_Set task_
Search the material for the string "decorating" and copy each line where it occurs.

[Dataset items]
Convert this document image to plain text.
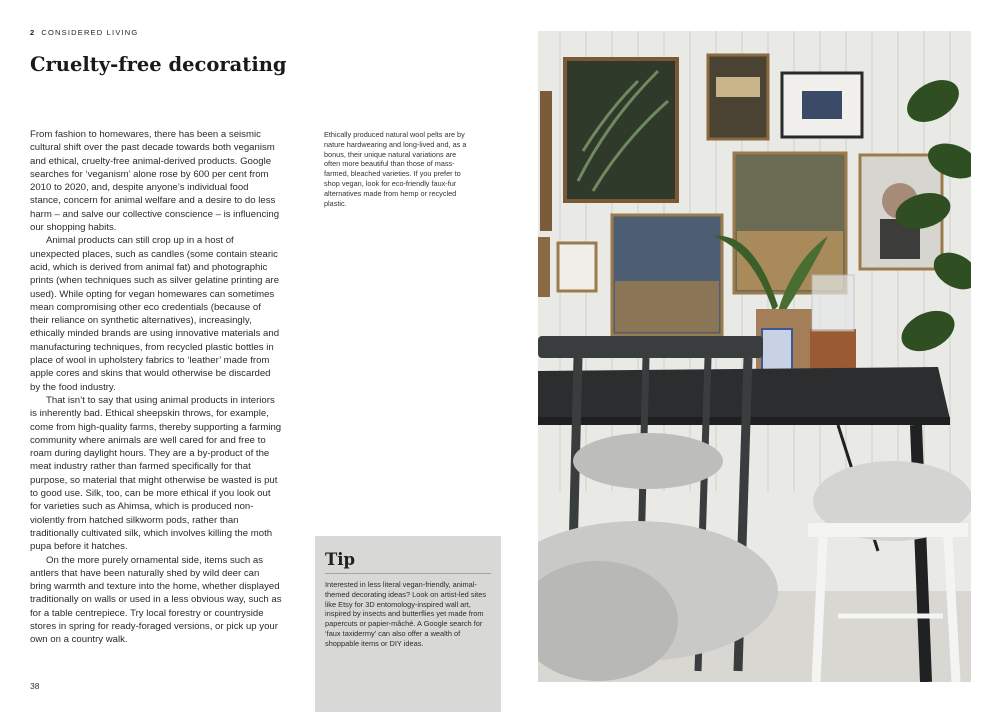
2 CONSIDERED LIVING
Cruelty-free decorating

From fashion to homewares, there has been a seismic cultural shift over the past decade towards both veganism and ethical, cruelty-free animal-derived products. Google searches for ‘veganism’ alone rose by 600 per cent from 2010 to 2020, and, despite anyone’s individual food stance, concern for animal welfare and a desire to do less harm – and salve our collective conscience – is influencing our shopping habits.

Animal products can still crop up in a host of unexpected places, such as candles (some contain stearic acid, which is derived from animal fat) and photographic prints (when techniques such as silver gelatine printing are used). While opting for vegan homewares can sometimes mean compromising other eco credentials (because of their reliance on synthetic alternatives), increasingly, ethically minded brands are using innovative materials and manufacturing techniques, from recycled plastic bottles in place of wool in upholstery fabrics to ‘leather’ made from apple cores and skins that would otherwise be discarded by the food industry.

That isn’t to say that using animal products in interiors is inherently bad. Ethical sheepskin throws, for example, come from high-quality farms, thereby supporting a farming community where animals are well cared for and free to roam during daylight hours. They are a by-product of the meat industry rather than farmed specifically for that purpose, so material that might otherwise be wasted is put to good use. Silk, too, can be more ethical if you look out for varieties such as Ahimsa, which is produced non-violently from hatched silkworm pods, rather than traditionally cultivated silk, which involves killing the moth pupa before it hatches.

On the more purely ornamental side, items such as antlers that have been naturally shed by wild deer can bring warmth and texture into the home, whether displayed traditionally on walls or used in a less obvious way, such as for a table centrepiece. Try local forestry or countryside stores in spring for ready-foraged versions, or pick up your own on a country walk.

Ethically produced natural wool pelts are by nature hardwearing and long-lived and, as a bonus, their unique natural variations are often more beautiful than those of mass-farmed, bleached varieties. If you prefer to shop vegan, look for eco-friendly faux-fur alternatives made from hemp or recycled plastic.
Tip

Interested in less literal vegan-friendly, animal-themed decorating ideas? Look on artist-led sites like Etsy for 3D entomology-inspired wall art, inspired by insects and butterflies yet made from papercuts or papier-mâché. A Google search for ‘faux taxidermy’ can also offer a wealth of shoppable items or DIY ideas.

38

_Result of the task_
Cruelty-free decorating
Interested in less literal vegan-friendly, animal-themed decorating ideas? Look on artist-led sites like Etsy for 3D entomology-inspired wall art, inspired by insects and butterflies yet made from papercuts or papier-mâché. A Google search for ‘faux taxidermy’ can also offer a wealth of shoppable items or DIY ideas.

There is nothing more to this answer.